### Your objective
Repeat each line of the material below exactly as it appears, minus any pictures.
==============================
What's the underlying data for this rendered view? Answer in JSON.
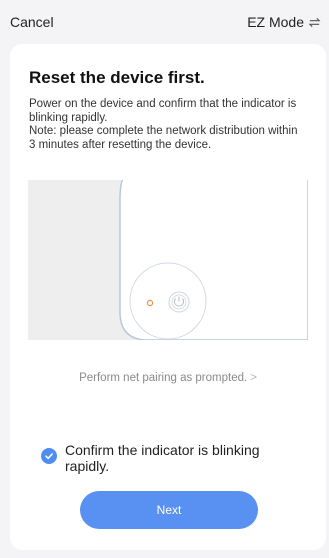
{
  "header": {
    "cancel_label": "Cancel",
    "mode_label": "EZ Mode",
    "mode_icon": "swap-arrows-icon"
  },
  "card": {
    "title": "Reset the device first.",
    "description_lines": [
      "Power on the device and confirm that the indicator is blinking rapidly.",
      "Note: please complete the network distribution within 3 minutes after resetting the device."
    ],
    "illustration_icon": "device-reset-illustration",
    "prompt_link": "Perform net pairing as prompted.",
    "prompt_chevron": ">",
    "confirm_label": "Confirm the indicator is blinking rapidly.",
    "confirm_checked": true,
    "next_label": "Next"
  },
  "colors": {
    "accent": "#5891f1",
    "indicator": "#e8964a"
  }
}
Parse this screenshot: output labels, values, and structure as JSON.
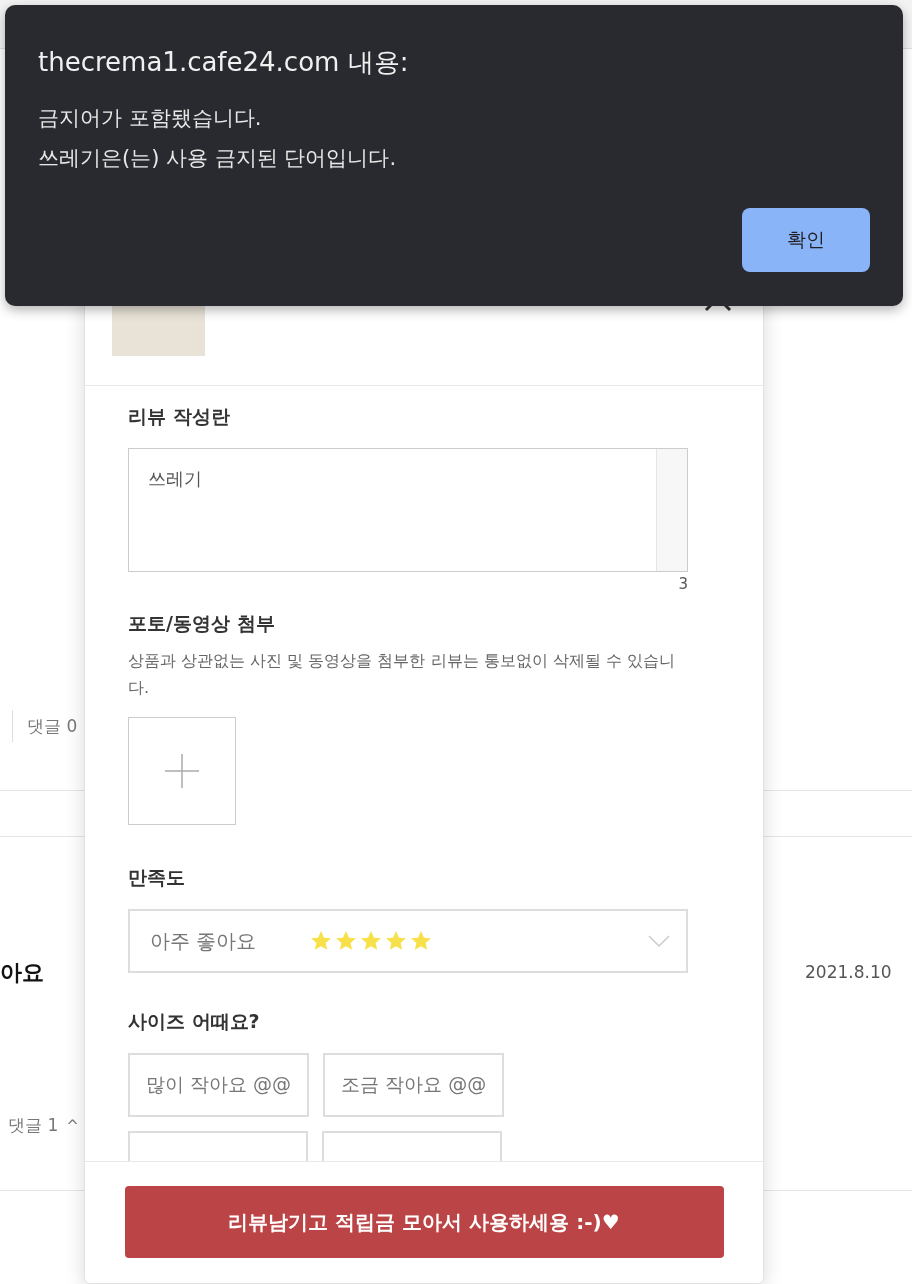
==============================
### Correct output
What's the underlying data for this rendered view? Answer in JSON.
{
  "header": {
    "cancel_label": "Cancel",
    "mode_label": "EZ Mode",
    "mode_icon": "swap-arrows-icon"
  },
  "card": {
    "title": "Reset the device first.",
    "description_lines": [
      "Power on the device and confirm that the indicator is blinking rapidly.",
      "Note: please complete the network distribution within 3 minutes after resetting the device."
    ],
    "illustration_icon": "device-reset-illustration",
    "prompt_link": "Perform net pairing as prompted.",
    "prompt_chevron": ">",
    "confirm_label": "Confirm the indicator is blinking rapidly.",
    "confirm_checked": true,
    "next_label": "Next"
  },
  "colors": {
    "accent": "#5891f1",
    "indicator": "#e8964a"
  }
}
Parse this screenshot: output labels, values, and structure as JSON.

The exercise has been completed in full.